◆ THE PROBLEM ◆
Restate the full set of records exactly, without adding or dropping a word.

(Stored entries)
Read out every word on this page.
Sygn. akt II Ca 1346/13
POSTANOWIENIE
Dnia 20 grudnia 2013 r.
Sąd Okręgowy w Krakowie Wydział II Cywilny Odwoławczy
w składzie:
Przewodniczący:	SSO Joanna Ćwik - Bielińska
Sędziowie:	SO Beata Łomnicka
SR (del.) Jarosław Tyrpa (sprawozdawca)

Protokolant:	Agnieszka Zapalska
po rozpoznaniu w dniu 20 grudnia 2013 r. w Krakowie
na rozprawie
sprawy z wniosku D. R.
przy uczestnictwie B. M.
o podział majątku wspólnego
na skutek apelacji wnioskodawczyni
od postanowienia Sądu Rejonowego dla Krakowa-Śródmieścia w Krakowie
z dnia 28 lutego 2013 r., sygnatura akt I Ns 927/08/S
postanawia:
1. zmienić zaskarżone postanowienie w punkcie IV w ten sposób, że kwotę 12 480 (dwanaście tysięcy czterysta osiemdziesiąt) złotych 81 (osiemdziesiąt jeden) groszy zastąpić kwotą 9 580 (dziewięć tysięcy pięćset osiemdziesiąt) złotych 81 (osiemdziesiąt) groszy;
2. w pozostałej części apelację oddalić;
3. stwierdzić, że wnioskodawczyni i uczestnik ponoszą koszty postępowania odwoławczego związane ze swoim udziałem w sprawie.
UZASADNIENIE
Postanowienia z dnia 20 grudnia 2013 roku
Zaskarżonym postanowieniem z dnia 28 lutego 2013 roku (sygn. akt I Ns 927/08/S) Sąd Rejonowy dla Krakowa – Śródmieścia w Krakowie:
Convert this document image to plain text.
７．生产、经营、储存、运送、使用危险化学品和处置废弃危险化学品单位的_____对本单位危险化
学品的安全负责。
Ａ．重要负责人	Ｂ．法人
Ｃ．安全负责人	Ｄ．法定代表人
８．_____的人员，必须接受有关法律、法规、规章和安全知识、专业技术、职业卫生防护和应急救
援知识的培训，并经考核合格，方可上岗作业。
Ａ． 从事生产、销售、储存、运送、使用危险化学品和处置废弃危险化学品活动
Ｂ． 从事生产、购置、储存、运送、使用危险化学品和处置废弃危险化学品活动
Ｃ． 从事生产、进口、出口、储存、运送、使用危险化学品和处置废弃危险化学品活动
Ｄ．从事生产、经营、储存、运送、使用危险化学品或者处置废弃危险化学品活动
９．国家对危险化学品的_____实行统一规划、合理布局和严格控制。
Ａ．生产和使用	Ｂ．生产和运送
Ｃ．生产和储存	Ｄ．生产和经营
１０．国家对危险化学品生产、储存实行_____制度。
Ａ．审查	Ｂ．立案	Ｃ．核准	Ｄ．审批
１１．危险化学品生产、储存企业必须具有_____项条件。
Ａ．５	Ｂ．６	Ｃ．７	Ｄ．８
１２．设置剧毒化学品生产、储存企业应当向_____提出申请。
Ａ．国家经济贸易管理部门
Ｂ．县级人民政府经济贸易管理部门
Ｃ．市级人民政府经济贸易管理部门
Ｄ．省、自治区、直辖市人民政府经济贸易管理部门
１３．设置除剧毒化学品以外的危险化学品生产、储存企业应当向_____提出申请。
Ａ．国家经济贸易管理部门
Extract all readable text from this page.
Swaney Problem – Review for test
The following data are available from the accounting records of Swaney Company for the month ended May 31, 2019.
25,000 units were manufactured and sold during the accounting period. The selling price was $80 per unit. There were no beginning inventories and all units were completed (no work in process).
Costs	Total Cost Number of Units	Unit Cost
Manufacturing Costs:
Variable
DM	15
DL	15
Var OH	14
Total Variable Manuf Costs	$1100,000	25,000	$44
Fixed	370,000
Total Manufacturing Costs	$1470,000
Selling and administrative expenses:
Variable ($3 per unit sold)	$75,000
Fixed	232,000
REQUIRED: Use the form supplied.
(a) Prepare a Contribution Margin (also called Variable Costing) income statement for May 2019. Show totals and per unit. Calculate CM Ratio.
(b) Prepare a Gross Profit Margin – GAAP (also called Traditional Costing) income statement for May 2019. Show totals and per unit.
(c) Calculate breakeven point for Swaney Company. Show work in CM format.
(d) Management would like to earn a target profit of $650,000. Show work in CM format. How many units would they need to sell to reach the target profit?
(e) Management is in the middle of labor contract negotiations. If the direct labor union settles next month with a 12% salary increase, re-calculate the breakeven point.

◆ OUTPUT OF THE EXERCISE ◆
Read out every word on this page.
Sygn. akt II Ca 1346/13
POSTANOWIENIE
Dnia 20 grudnia 2013 r.
Sąd Okręgowy w Krakowie Wydział II Cywilny Odwoławczy
w składzie:
Przewodniczący:	SSO Joanna Ćwik - Bielińska
Sędziowie:	SO Beata Łomnicka
SR (del.) Jarosław Tyrpa (sprawozdawca)

Protokolant:	Agnieszka Zapalska
po rozpoznaniu w dniu 20 grudnia 2013 r. w Krakowie
na rozprawie
sprawy z wniosku D. R.
przy uczestnictwie B. M.
o podział majątku wspólnego
na skutek apelacji wnioskodawczyni
od postanowienia Sądu Rejonowego dla Krakowa-Śródmieścia w Krakowie
z dnia 28 lutego 2013 r., sygnatura akt I Ns 927/08/S
postanawia:
1. zmienić zaskarżone postanowienie w punkcie IV w ten sposób, że kwotę 12 480 (dwanaście tysięcy czterysta osiemdziesiąt) złotych 81 (osiemdziesiąt jeden) groszy zastąpić kwotą 9 580 (dziewięć tysięcy pięćset osiemdziesiąt) złotych 81 (osiemdziesiąt) groszy;
2. w pozostałej części apelację oddalić;
3. stwierdzić, że wnioskodawczyni i uczestnik ponoszą koszty postępowania odwoławczego związane ze swoim udziałem w sprawie.
UZASADNIENIE
Postanowienia z dnia 20 grudnia 2013 roku
Zaskarżonym postanowieniem z dnia 28 lutego 2013 roku (sygn. akt I Ns 927/08/S) Sąd Rejonowy dla Krakowa – Śródmieścia w Krakowie:
Convert this document image to plain text.
７．生产、经营、储存、运送、使用危险化学品和处置废弃危险化学品单位的_____对本单位危险化
学品的安全负责。
Ａ．重要负责人	Ｂ．法人
Ｃ．安全负责人	Ｄ．法定代表人
８．_____的人员，必须接受有关法律、法规、规章和安全知识、专业技术、职业卫生防护和应急救
援知识的培训，并经考核合格，方可上岗作业。
Ａ． 从事生产、销售、储存、运送、使用危险化学品和处置废弃危险化学品活动
Ｂ． 从事生产、购置、储存、运送、使用危险化学品和处置废弃危险化学品活动
Ｃ． 从事生产、进口、出口、储存、运送、使用危险化学品和处置废弃危险化学品活动
Ｄ．从事生产、经营、储存、运送、使用危险化学品或者处置废弃危险化学品活动
９．国家对危险化学品的_____实行统一规划、合理布局和严格控制。
Ａ．生产和使用	Ｂ．生产和运送
Ｃ．生产和储存	Ｄ．生产和经营
１０．国家对危险化学品生产、储存实行_____制度。
Ａ．审查	Ｂ．立案	Ｃ．核准	Ｄ．审批
１１．危险化学品生产、储存企业必须具有_____项条件。
Ａ．５	Ｂ．６	Ｃ．７	Ｄ．８
１２．设置剧毒化学品生产、储存企业应当向_____提出申请。
Ａ．国家经济贸易管理部门
Ｂ．县级人民政府经济贸易管理部门
Ｃ．市级人民政府经济贸易管理部门
Ｄ．省、自治区、直辖市人民政府经济贸易管理部门
１３．设置除剧毒化学品以外的危险化学品生产、储存企业应当向_____提出申请。
Ａ．国家经济贸易管理部门
Extract all readable text from this page.
Swaney Problem – Review for test
The following data are available from the accounting records of Swaney Company for the month ended May 31, 2019.
25,000 units were manufactured and sold during the accounting period. The selling price was $80 per unit. There were no beginning inventories and all units were completed (no work in process).
Costs	Total Cost Number of Units	Unit Cost
Manufacturing Costs:
Variable
DM	15
DL	15
Var OH	14
Total Variable Manuf Costs	$1100,000	25,000	$44
Fixed	370,000
Total Manufacturing Costs	$1470,000
Selling and administrative expenses:
Variable ($3 per unit sold)	$75,000
Fixed	232,000
REQUIRED: Use the form supplied.
(a) Prepare a Contribution Margin (also called Variable Costing) income statement for May 2019. Show totals and per unit. Calculate CM Ratio.
(b) Prepare a Gross Profit Margin – GAAP (also called Traditional Costing) income statement for May 2019. Show totals and per unit.
(c) Calculate breakeven point for Swaney Company. Show work in CM format.
(d) Management would like to earn a target profit of $650,000. Show work in CM format. How many units would they need to sell to reach the target profit?
(e) Management is in the middle of labor contract negotiations. If the direct labor union settles next month with a 12% salary increase, re-calculate the breakeven point.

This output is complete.